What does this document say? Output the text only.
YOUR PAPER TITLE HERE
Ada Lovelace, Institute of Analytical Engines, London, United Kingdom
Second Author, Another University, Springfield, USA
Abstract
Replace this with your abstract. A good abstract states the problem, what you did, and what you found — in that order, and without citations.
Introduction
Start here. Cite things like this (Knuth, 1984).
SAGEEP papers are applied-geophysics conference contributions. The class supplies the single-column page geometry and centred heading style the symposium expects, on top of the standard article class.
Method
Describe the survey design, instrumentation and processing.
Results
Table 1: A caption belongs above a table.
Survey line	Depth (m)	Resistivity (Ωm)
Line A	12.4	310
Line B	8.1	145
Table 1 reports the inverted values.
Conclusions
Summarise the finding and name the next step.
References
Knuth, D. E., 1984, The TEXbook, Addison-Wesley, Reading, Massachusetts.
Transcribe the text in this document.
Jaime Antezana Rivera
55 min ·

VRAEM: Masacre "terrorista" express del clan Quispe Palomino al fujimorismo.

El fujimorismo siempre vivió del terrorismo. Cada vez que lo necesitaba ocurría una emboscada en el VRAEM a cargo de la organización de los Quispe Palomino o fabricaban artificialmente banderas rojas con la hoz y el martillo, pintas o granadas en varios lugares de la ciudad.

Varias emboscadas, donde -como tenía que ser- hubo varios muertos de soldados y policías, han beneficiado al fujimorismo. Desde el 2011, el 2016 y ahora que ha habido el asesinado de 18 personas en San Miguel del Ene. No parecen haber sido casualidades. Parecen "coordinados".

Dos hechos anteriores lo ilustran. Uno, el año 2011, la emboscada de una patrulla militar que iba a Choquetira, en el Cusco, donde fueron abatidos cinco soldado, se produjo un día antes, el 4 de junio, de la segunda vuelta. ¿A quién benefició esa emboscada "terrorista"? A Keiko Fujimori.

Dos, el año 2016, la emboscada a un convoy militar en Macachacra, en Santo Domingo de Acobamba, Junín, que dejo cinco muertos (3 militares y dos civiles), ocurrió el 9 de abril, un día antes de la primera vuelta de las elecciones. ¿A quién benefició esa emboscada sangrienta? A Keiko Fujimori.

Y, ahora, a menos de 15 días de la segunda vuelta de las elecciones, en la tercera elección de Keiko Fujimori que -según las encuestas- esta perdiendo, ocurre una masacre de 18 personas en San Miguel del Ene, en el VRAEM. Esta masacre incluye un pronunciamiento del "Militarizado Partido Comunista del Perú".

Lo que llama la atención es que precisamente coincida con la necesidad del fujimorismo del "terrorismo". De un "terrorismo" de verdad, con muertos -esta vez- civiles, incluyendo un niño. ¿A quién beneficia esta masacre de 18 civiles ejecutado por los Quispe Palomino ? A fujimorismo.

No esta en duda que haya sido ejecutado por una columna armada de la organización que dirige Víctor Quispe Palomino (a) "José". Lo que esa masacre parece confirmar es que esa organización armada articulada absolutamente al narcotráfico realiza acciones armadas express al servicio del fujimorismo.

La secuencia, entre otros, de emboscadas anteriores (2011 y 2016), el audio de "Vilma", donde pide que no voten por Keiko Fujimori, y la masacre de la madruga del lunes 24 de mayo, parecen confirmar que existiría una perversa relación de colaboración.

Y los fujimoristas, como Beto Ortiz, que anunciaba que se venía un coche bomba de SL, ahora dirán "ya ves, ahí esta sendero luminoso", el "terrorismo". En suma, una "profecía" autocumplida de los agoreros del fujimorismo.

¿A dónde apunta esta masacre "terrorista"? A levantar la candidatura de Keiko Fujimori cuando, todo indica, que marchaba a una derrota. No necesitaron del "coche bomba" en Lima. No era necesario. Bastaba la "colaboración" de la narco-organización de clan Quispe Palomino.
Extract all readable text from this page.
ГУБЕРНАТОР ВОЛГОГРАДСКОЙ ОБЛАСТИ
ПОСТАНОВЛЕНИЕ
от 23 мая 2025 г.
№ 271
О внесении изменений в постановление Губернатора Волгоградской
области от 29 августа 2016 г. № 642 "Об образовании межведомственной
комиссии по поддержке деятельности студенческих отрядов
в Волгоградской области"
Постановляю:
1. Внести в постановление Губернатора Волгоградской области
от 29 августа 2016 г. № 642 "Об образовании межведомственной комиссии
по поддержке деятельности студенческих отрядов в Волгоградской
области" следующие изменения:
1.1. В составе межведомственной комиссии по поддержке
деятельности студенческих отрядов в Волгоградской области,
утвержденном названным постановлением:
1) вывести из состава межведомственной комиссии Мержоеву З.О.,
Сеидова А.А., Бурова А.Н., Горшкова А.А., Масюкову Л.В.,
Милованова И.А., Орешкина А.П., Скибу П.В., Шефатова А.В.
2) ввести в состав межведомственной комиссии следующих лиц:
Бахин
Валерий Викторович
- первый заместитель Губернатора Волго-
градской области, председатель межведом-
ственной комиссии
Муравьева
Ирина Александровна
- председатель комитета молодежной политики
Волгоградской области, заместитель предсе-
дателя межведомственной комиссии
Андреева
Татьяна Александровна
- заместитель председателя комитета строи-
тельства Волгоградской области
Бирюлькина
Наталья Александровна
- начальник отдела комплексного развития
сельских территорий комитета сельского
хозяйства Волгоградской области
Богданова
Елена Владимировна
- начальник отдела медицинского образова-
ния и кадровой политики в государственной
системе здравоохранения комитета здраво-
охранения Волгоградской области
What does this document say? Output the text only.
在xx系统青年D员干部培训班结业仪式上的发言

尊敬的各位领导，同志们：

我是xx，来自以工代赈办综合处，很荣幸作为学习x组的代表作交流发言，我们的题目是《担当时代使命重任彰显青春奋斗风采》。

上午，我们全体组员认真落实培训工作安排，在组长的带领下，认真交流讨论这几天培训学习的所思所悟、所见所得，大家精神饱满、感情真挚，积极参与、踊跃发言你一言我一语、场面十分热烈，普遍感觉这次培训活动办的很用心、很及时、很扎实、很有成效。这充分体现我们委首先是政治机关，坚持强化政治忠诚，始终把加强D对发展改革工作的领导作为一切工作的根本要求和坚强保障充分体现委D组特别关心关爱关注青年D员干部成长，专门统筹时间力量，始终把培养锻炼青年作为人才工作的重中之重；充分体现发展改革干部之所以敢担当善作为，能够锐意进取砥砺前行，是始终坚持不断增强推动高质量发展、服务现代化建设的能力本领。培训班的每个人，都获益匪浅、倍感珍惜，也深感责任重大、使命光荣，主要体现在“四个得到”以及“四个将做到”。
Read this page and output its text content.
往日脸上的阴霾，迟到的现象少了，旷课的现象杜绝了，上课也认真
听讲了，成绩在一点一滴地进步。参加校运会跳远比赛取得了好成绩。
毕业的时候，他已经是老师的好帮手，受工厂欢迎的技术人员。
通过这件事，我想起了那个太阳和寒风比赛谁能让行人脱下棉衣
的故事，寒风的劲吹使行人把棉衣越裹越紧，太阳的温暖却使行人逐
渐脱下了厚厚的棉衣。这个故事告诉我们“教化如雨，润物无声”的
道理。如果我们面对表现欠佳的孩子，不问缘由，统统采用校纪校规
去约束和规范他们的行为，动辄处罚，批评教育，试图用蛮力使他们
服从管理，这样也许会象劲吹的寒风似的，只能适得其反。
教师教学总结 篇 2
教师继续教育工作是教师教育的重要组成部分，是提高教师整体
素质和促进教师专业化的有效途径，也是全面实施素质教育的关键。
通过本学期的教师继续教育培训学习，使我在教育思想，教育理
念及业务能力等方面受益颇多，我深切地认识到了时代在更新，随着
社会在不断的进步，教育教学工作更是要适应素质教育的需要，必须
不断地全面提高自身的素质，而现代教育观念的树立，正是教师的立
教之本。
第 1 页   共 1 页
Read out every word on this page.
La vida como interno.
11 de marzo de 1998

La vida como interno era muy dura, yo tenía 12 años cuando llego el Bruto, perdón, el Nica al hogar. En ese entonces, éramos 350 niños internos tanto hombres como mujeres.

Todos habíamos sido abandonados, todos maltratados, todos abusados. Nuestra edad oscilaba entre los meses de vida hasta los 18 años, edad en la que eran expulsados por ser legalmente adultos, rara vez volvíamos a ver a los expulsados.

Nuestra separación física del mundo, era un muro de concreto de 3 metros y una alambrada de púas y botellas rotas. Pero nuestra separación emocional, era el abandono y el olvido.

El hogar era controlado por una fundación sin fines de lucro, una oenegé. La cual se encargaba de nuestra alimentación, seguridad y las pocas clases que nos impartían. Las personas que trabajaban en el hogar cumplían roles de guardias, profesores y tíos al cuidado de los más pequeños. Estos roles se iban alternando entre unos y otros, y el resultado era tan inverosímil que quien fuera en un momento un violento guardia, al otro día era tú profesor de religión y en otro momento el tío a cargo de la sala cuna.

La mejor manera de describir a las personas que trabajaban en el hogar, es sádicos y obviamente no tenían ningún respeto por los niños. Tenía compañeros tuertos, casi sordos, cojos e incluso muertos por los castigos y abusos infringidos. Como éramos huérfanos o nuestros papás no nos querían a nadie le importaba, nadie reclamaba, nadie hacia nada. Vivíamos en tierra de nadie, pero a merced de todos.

→ Problem description
Pick out and copy the lines of the entries that hold the string "образовании".

→ Exercise result
области от 29 августа 2016 г. № 642 "Об образовании межведомственной
от 29 августа 2016 г. № 642 "Об образовании межведомственной комиссии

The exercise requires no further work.